TRAVEL

RESTAURANT

CAMPUS CORNER

MENGULAS "THE POST"


Hasil gambar untuk film the post
Gambar diambil di sini
Pada artikel sebelumnya, secara keseluruhan saya membuat review yang lebih berfokus pada konten traveling dan beberapa mengenai restaurant. Tapi pada kesempatan kali ini, saya akan mencoba untuk mengulas mengenai film. Suatu tantagan baru yang cukup unik, karena jika dalam konten sebelumnya penulis langsung merasakan dan dapat menceritakannya dengan leluasa. Namun yang satu ini, saya hanya dapat melihat tanpa merasakan secara langsung atmosfer dalam cerita.
The post merupakan film ke 31 yang disutradarai oleh Steven Alan Spielberg dan dirilis pada 12 januari 2018. Berawal dari Matthew Rhys sebagai Daniel Ellsberg yang merupakan mantan pegawai pemerintahan dan mencuri dokumen rahasia dari Rand Corporation mengenai pengiriman tentara Amerika ke Vietnam pada 1960-an. Daniel membawa dokumen itu ke sebuah tempat yang merupakan ruang fotokopi dan ditemani oleh dua orang temannya yang ikut membantu dalam pengcopyan dokumen negara yang telah dicuri.
Merly Streep yang berperan sebagai Kay Graham, yang diceritakan sebagai seorang wanita yang telah ditinggal bunuh diri oleh suaminya yaitu Phil dan merupakan founder atau penerbit pertama dari The Washington Post. Kay selalu memiliki pendapat yang berbeda dengan Tom Hanks yang berperan sebagai Ben Bradlee dan menjabat sebagai editor, pasalnya Kay yang memiliki keinginan untuk memberikan informasi mengenai hal-hal yang baik, sedangkan Ben ingin sekali membuat The Washington Post maju dan tidak hanya menjadi surat kabar lokal. Ia berfikir untuk memiliki sesuatu yang berbeda dan dapat bersaing dengan kompetitornya.

BARIS YANG DIBERIKAN:
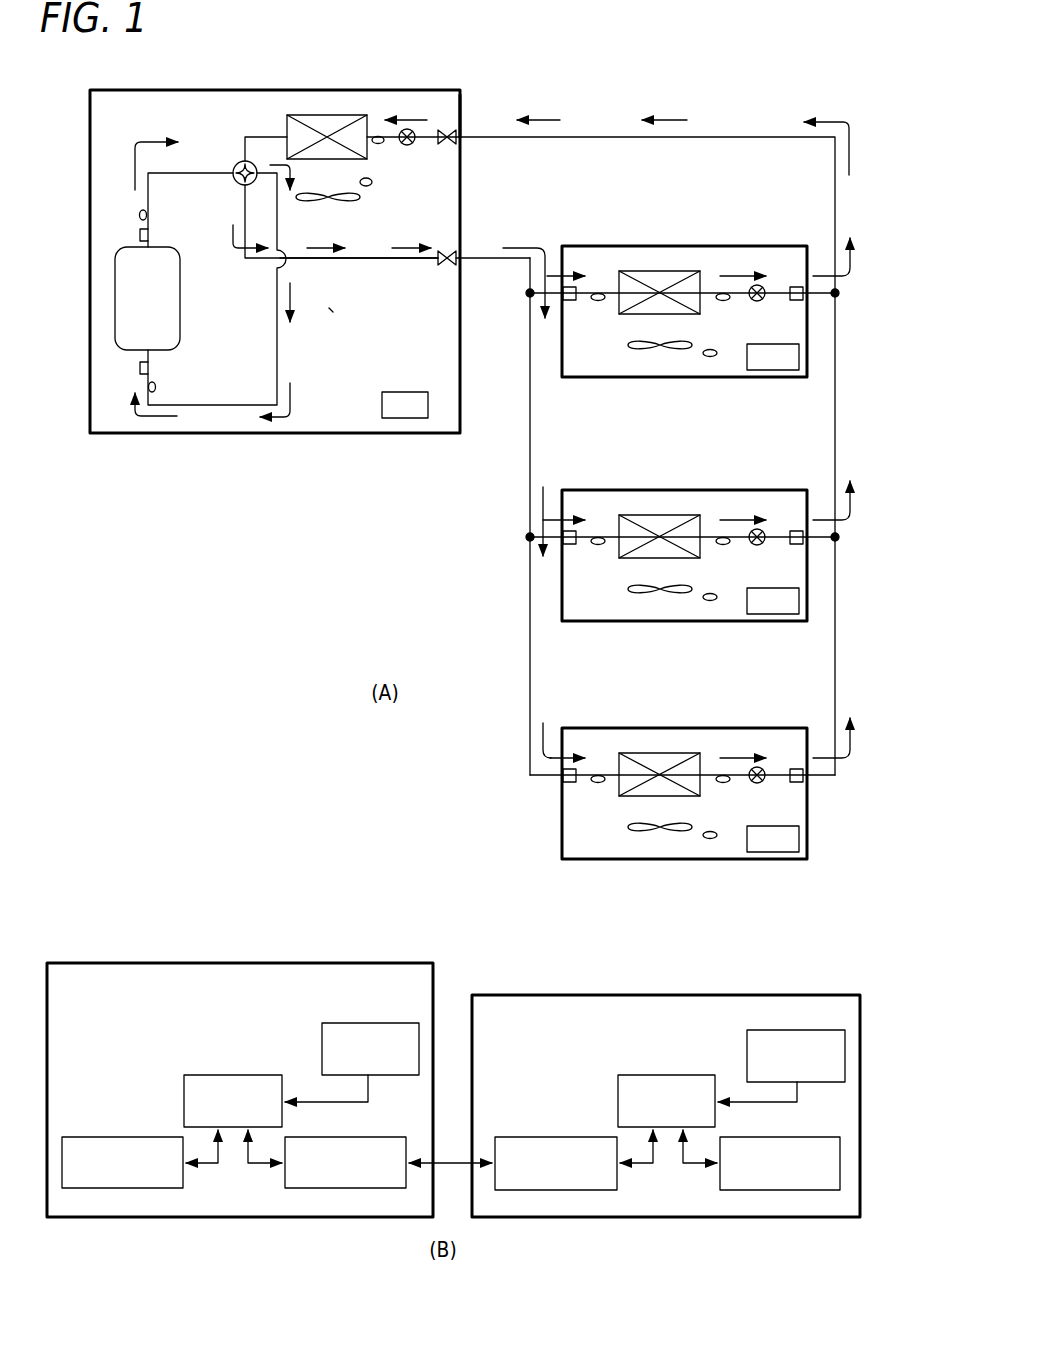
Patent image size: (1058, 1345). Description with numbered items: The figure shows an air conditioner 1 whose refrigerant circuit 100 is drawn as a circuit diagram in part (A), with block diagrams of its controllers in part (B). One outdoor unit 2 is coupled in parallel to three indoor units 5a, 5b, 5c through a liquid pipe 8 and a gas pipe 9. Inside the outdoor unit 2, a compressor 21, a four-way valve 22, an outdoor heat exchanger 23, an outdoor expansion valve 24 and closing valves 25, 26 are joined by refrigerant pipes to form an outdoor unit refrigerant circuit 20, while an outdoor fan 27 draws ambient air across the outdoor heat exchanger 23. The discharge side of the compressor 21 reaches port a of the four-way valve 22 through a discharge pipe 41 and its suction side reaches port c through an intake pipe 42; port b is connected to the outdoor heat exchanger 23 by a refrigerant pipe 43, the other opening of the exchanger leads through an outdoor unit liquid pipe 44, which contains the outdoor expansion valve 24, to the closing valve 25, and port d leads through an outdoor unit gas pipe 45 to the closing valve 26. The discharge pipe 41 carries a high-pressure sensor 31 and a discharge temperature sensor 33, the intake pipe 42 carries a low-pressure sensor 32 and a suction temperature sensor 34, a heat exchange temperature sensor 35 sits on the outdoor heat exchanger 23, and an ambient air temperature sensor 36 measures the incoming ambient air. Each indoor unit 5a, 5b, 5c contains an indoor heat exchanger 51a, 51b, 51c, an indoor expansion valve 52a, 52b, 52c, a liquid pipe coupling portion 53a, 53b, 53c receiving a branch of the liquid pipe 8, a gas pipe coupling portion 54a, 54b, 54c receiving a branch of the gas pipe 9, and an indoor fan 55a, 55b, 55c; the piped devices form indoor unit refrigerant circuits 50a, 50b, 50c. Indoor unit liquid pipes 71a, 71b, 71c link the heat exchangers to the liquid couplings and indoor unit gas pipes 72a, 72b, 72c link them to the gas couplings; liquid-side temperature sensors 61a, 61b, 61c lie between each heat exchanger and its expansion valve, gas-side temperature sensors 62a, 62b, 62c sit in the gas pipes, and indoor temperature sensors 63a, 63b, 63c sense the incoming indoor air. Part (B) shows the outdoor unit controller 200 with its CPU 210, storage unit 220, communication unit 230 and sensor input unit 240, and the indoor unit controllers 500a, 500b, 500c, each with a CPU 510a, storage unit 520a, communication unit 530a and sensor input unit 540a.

The air conditioner 1 is at (782, 52).
The refrigerant circuit 100 is at (732, 120).
The outdoor unit 2 is at (274, 248).
The liquid pipe 8 is at (622, 137).
The gas pipe 9 is at (530, 470).
The outdoor unit refrigerant circuit 20 is at (331, 310).
The compressor 21 is at (115, 290).
The four-way valve 22 is at (237, 163).
The outdoor heat exchanger 23 is at (345, 115).
The outdoor expansion valve 24 is at (405, 129).
The closing valve 25 is at (463, 96).
The closing valve 26 is at (452, 251).
The outdoor fan 27 is at (338, 201).
The high-pressure sensor 31 is at (140, 235).
The low-pressure sensor 32 is at (140, 368).
The discharge temperature sensor 33 is at (140, 215).
The suction temperature sensor 34 is at (156, 388).
The heat exchange temperature sensor 35 is at (378, 136).
The ambient air temperature sensor 36 is at (372, 184).
The discharge pipe 41 is at (200, 173).
The intake pipe 42 is at (238, 406).
The refrigerant pipe 43 is at (277, 137).
The outdoor unit liquid pipe 44 is at (443, 130).
The outdoor unit gas pipe 45 is at (413, 262).
The outdoor unit controller 200 is at (240, 804).
The CPU 210 is at (233, 1087).
The storage unit 220 is at (122, 1149).
The communication unit 230 is at (345, 1149).
The sensor input unit 240 is at (370, 1035).
The indoor unit 5a is at (682, 300).
The indoor unit 5b is at (682, 544).
The indoor unit 5c is at (682, 781).
The indoor unit refrigerant circuit 50a is at (745, 308).
The indoor unit refrigerant circuit 50b is at (745, 552).
The indoor unit refrigerant circuit 50c is at (745, 790).
The indoor heat exchanger 51a is at (645, 271).
The indoor heat exchanger 51b is at (645, 515).
The indoor heat exchanger 51c is at (645, 753).
The indoor expansion valve 52a is at (757, 284).
The indoor expansion valve 52b is at (757, 528).
The indoor expansion valve 52c is at (757, 766).
The liquid pipe coupling portion 53a is at (797, 287).
The liquid pipe coupling portion 53b is at (797, 531).
The liquid pipe coupling portion 53c is at (797, 769).
The gas pipe coupling portion 54a is at (570, 300).
The gas pipe coupling portion 54b is at (570, 544).
The gas pipe coupling portion 54c is at (570, 782).
The indoor fan 55a is at (645, 349).
The indoor fan 55b is at (645, 593).
The indoor fan 55c is at (645, 831).
The liquid-side temperature sensor 61a is at (728, 301).
The liquid-side temperature sensor 61b is at (728, 545).
The liquid-side temperature sensor 61c is at (728, 783).
The gas-side temperature sensor 62a is at (598, 301).
The gas-side temperature sensor 62b is at (598, 545).
The gas-side temperature sensor 62c is at (598, 783).
The indoor temperature sensor 63a is at (710, 357).
The indoor temperature sensor 63b is at (710, 601).
The indoor temperature sensor 63c is at (710, 839).
The indoor unit liquid pipe 71a is at (712, 290).
The indoor unit liquid pipe 71b is at (712, 534).
The indoor unit liquid pipe 71c is at (712, 772).
The indoor unit gas pipe 72a is at (611, 290).
The indoor unit gas pipe 72b is at (611, 534).
The indoor unit gas pipe 72c is at (611, 772).
The indoor unit controller 500a is at (666, 780).
The indoor unit controller 500b is at (773, 601).
The indoor unit controller 500c is at (773, 839).
The CPU 510a is at (665, 1087).
The storage unit 520a is at (782, 1151).
The communication unit 530a is at (554, 1151).
The sensor input unit 540a is at (791, 1044).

PERMINTAAN 1: Menurut ulasan film The Post, mengapa mengulas film menjadi tantangan baru bagi penulisnya? Jawab dalam satu sampai tiga kalimat.
PERMINTAAN 2:
Tentukan apakah setiap pernyataan berikut sesuai dengan ulasan film The Post. Jawab ya atau tidak, lalu kutip kata-kata penentunya dari ulasan tersebut.
(a) Film The Post dirilis pada 12 Januari 2018.
(b) Daniel Ellsberg menyalin dokumen rahasia itu seorang diri.
(c) Ben Bradlee menjabat sebagai penerbit The Washington Post.
PERMINTAAN 3: Lanjutkan ulasan film The Post mulai dari kalimat terakhirnya.

JAWABAN 1: Mengulas film menjadi tantangan baru karena pada konten sebelumnya penulis merasakan langsung apa yang diceritakannya, sehingga dapat menuliskannya dengan leluasa. Untuk film, penulis hanya dapat menonton tanpa merasakan secara langsung atmosfer dalam cerita.

JAWABAN 2:
(a) Ya: "dirilis pada 12 januari 2018".
(b) Tidak: "ditemani oleh dua orang temannya yang ikut membantu dalam pengcopyan dokumen negara yang telah dicuri".
(c) Tidak: "menjabat sebagai editor".

JAWABAN 3:
Namun, hal yang mengejutkan datang dari surat kabar The New York Times yang merupakan kompetitor dari Kay. Dimana pada halaman utama surat kabar diberikan judul “Vietnam Archive : Pentagon Study Traces 3 Decades of Growing U.S. Involvement” yang ditulis oleh Neil Sheehan memberikan arti mengenai penelitian Pentagon menelusuri 3 dekade pertumbuhan keterlibatan Amerika Serikat. Banyak masyarakat yang berunjuk rasa dengan membawa kertas dengan bertuliskan “Liar” ,”Bombing for peace is like fucking for virginity”, dan lain sebagainya. Presiden Amerika Serikat melarang media cetak The New York Times untuk menerbitkan hal yang bersangkutan dengan dokumen rahasia yang dapat menimbulkan kekacauan.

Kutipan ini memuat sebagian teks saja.